* [Aim of the exercise]:
Any picture among the records should be left out, please; retype the rest exactly.

+++ Source material

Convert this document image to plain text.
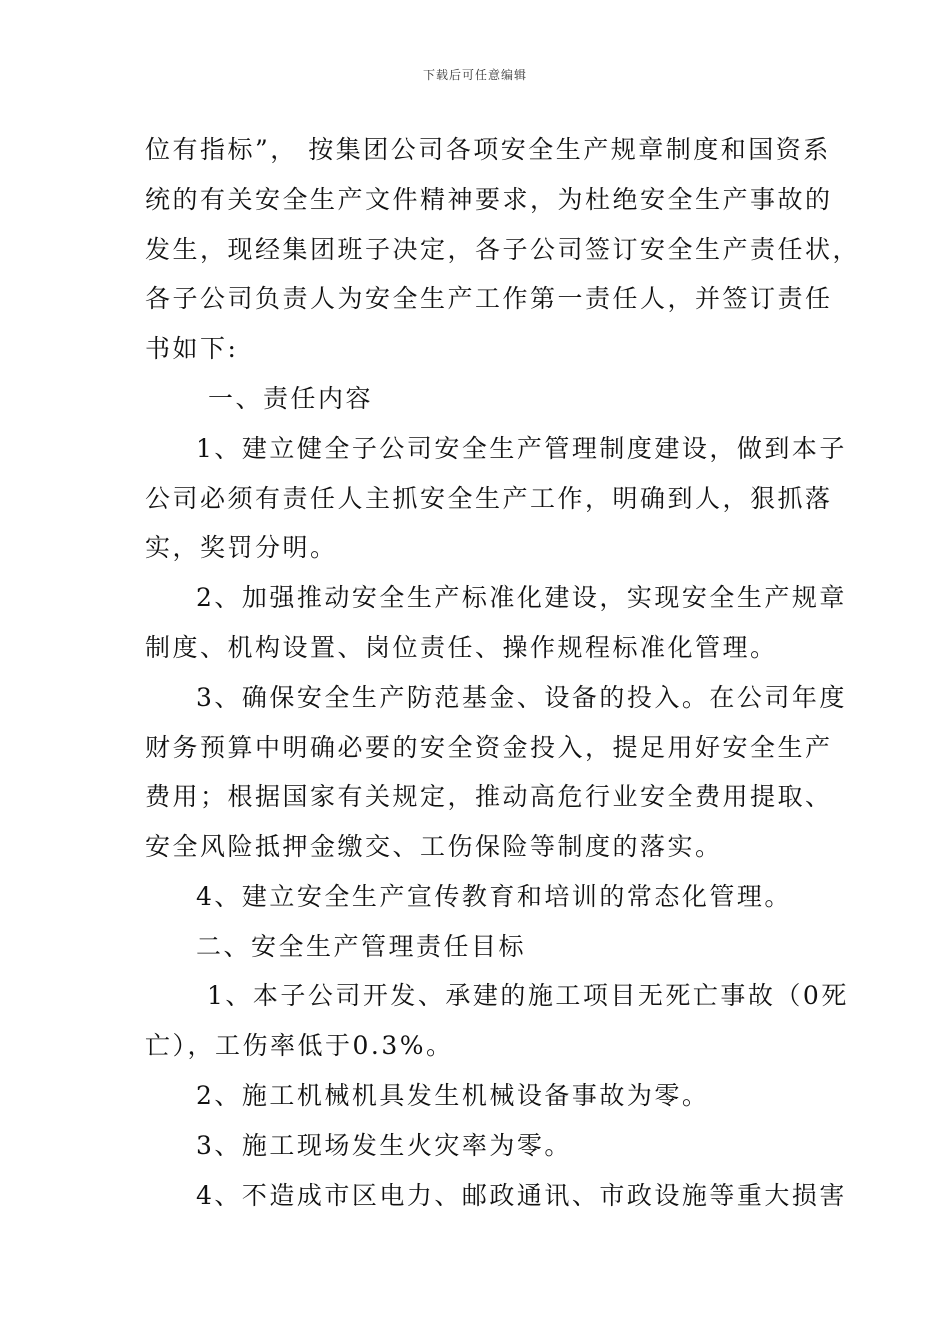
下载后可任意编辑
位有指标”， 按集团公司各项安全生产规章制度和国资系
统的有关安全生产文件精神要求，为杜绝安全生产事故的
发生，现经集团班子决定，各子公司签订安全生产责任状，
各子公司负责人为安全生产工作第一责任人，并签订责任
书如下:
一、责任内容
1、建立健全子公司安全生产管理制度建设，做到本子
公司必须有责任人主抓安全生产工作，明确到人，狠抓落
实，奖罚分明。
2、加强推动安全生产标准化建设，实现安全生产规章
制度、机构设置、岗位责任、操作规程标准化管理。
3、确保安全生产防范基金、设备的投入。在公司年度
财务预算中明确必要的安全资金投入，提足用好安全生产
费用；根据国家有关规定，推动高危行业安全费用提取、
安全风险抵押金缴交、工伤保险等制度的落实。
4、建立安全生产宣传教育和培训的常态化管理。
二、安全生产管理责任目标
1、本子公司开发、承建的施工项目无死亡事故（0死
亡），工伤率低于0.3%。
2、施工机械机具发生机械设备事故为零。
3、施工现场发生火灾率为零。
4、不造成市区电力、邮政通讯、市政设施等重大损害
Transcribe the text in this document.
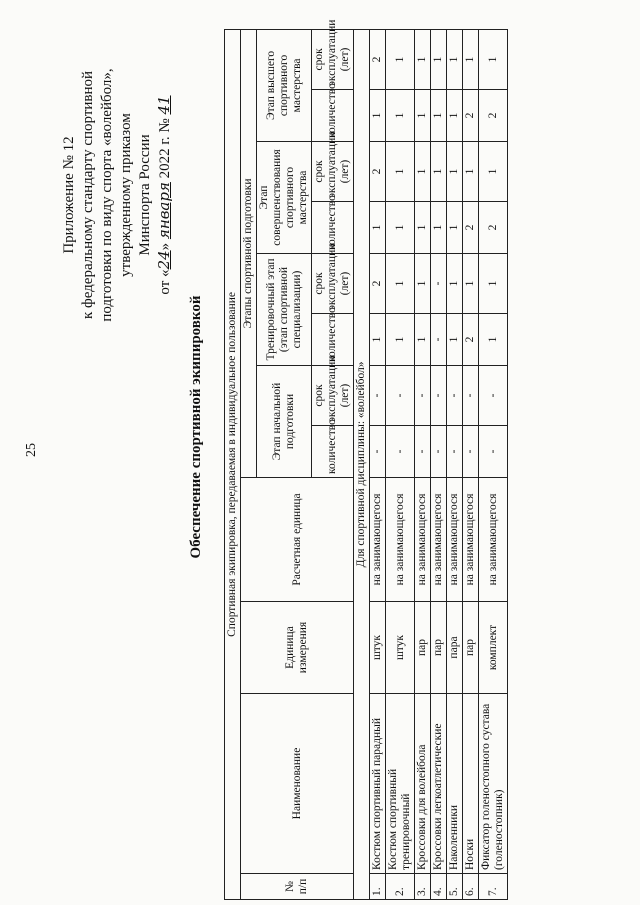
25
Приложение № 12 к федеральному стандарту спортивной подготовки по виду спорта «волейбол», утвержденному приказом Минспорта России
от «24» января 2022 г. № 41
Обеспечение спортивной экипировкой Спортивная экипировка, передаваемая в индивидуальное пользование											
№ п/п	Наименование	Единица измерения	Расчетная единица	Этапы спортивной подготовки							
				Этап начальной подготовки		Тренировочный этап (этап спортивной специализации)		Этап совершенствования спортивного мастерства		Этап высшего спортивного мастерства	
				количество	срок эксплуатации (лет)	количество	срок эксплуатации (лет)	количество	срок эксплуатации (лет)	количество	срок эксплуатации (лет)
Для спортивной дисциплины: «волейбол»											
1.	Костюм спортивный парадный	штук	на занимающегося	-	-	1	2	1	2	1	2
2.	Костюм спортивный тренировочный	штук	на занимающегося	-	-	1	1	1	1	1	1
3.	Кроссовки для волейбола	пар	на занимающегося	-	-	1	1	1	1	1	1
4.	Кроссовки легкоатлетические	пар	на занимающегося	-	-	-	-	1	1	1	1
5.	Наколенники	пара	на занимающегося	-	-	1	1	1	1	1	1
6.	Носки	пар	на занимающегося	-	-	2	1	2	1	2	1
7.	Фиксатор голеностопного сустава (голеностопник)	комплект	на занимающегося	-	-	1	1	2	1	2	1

++++++

* [Response below]:
Convert this document image to plain text.
下载后可任意编辑
位有指标”， 按集团公司各项安全生产规章制度和国资系
统的有关安全生产文件精神要求，为杜绝安全生产事故的
发生，现经集团班子决定，各子公司签订安全生产责任状，
各子公司负责人为安全生产工作第一责任人，并签订责任
书如下:
一、责任内容
1、建立健全子公司安全生产管理制度建设，做到本子
公司必须有责任人主抓安全生产工作，明确到人，狠抓落
实，奖罚分明。
2、加强推动安全生产标准化建设，实现安全生产规章
制度、机构设置、岗位责任、操作规程标准化管理。
3、确保安全生产防范基金、设备的投入。在公司年度
财务预算中明确必要的安全资金投入，提足用好安全生产
费用；根据国家有关规定，推动高危行业安全费用提取、
安全风险抵押金缴交、工伤保险等制度的落实。
4、建立安全生产宣传教育和培训的常态化管理。
二、安全生产管理责任目标
1、本子公司开发、承建的施工项目无死亡事故（0死
亡），工伤率低于0.3%。
2、施工机械机具发生机械设备事故为零。
3、施工现场发生火灾率为零。
4、不造成市区电力、邮政通讯、市政设施等重大损害
Transcribe the text in this document.
25
Приложение № 12 к федеральному стандарту спортивной подготовки по виду спорта «волейбол», утвержденному приказом Минспорта России
от «24» января 2022 г. № 41
Обеспечение спортивной экипировкой Спортивная экипировка, передаваемая в индивидуальное пользование											
№ п/п	Наименование	Единица измерения	Расчетная единица	Этапы спортивной подготовки							
				Этап начальной подготовки		Тренировочный этап (этап спортивной специализации)		Этап совершенствования спортивного мастерства		Этап высшего спортивного мастерства	
				количество	срок эксплуатации (лет)	количество	срок эксплуатации (лет)	количество	срок эксплуатации (лет)	количество	срок эксплуатации (лет)
Для спортивной дисциплины: «волейбол»											
1.	Костюм спортивный парадный	штук	на занимающегося	-	-	1	2	1	2	1	2
2.	Костюм спортивный тренировочный	штук	на занимающегося	-	-	1	1	1	1	1	1
3.	Кроссовки для волейбола	пар	на занимающегося	-	-	1	1	1	1	1	1
4.	Кроссовки легкоатлетические	пар	на занимающегося	-	-	-	-	1	1	1	1
5.	Наколенники	пара	на занимающегося	-	-	1	1	1	1	1	1
6.	Носки	пар	на занимающегося	-	-	2	1	2	1	2	1
7.	Фиксатор голеностопного сустава (голеностопник)	комплект	на занимающегося	-	-	1	1	2	1	2	1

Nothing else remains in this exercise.